Set down each record exactly as written.

===== Given records

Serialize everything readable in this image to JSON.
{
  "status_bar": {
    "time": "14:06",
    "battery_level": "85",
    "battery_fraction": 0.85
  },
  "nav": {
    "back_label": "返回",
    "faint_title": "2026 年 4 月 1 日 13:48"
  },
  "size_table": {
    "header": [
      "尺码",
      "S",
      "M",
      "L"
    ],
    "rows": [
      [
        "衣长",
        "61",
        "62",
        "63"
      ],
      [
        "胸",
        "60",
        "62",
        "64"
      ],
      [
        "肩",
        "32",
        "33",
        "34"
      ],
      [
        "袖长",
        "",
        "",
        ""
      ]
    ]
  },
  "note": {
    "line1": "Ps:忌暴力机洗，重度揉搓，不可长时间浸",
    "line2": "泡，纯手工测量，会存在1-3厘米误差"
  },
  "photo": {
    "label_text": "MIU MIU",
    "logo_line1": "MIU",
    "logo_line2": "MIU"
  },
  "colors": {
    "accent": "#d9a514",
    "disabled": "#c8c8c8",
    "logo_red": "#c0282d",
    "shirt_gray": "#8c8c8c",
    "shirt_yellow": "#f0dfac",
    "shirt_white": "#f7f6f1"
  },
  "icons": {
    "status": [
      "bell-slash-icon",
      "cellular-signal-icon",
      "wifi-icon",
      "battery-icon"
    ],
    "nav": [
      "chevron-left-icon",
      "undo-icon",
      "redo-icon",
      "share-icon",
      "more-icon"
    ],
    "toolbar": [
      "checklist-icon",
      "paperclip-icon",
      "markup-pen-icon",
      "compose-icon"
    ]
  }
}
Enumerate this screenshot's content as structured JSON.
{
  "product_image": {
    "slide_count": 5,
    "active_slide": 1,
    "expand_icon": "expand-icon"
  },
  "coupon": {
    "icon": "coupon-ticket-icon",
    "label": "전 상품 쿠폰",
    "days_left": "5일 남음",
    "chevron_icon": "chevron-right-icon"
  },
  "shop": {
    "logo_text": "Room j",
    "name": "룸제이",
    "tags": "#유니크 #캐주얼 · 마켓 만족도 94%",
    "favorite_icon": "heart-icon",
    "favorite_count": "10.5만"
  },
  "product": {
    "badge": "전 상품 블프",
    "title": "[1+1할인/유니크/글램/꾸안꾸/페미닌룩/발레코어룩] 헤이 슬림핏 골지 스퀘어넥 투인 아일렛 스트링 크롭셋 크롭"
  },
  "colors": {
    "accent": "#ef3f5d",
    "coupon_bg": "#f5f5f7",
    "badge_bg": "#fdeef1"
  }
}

==========

#### Written response:
Serialize everything readable in this image to JSON.
{
  "status_bar": {
    "time": "14:06",
    "battery_level": "85",
    "battery_fraction": 0.85
  },
  "nav": {
    "back_label": "返回",
    "faint_title": "2026 年 4 月 1 日 13:48"
  },
  "size_table": {
    "header": [
      "尺码",
      "S",
      "M",
      "L"
    ],
    "rows": [
      [
        "衣长",
        "61",
        "62",
        "63"
      ],
      [
        "胸",
        "60",
        "62",
        "64"
      ],
      [
        "肩",
        "32",
        "33",
        "34"
      ],
      [
        "袖长",
        "",
        "",
        ""
      ]
    ]
  },
  "note": {
    "line1": "Ps:忌暴力机洗，重度揉搓，不可长时间浸",
    "line2": "泡，纯手工测量，会存在1-3厘米误差"
  },
  "photo": {
    "label_text": "MIU MIU",
    "logo_line1": "MIU",
    "logo_line2": "MIU"
  },
  "colors": {
    "accent": "#d9a514",
    "disabled": "#c8c8c8",
    "logo_red": "#c0282d",
    "shirt_gray": "#8c8c8c",
    "shirt_yellow": "#f0dfac",
    "shirt_white": "#f7f6f1"
  },
  "icons": {
    "status": [
      "bell-slash-icon",
      "cellular-signal-icon",
      "wifi-icon",
      "battery-icon"
    ],
    "nav": [
      "chevron-left-icon",
      "undo-icon",
      "redo-icon",
      "share-icon",
      "more-icon"
    ],
    "toolbar": [
      "checklist-icon",
      "paperclip-icon",
      "markup-pen-icon",
      "compose-icon"
    ]
  }
}
Enumerate this screenshot's content as structured JSON.
{
  "product_image": {
    "slide_count": 5,
    "active_slide": 1,
    "expand_icon": "expand-icon"
  },
  "coupon": {
    "icon": "coupon-ticket-icon",
    "label": "전 상품 쿠폰",
    "days_left": "5일 남음",
    "chevron_icon": "chevron-right-icon"
  },
  "shop": {
    "logo_text": "Room j",
    "name": "룸제이",
    "tags": "#유니크 #캐주얼 · 마켓 만족도 94%",
    "favorite_icon": "heart-icon",
    "favorite_count": "10.5만"
  },
  "product": {
    "badge": "전 상품 블프",
    "title": "[1+1할인/유니크/글램/꾸안꾸/페미닌룩/발레코어룩] 헤이 슬림핏 골지 스퀘어넥 투인 아일렛 스트링 크롭셋 크롭"
  },
  "colors": {
    "accent": "#ef3f5d",
    "coupon_bg": "#f5f5f7",
    "badge_bg": "#fdeef1"
  }
}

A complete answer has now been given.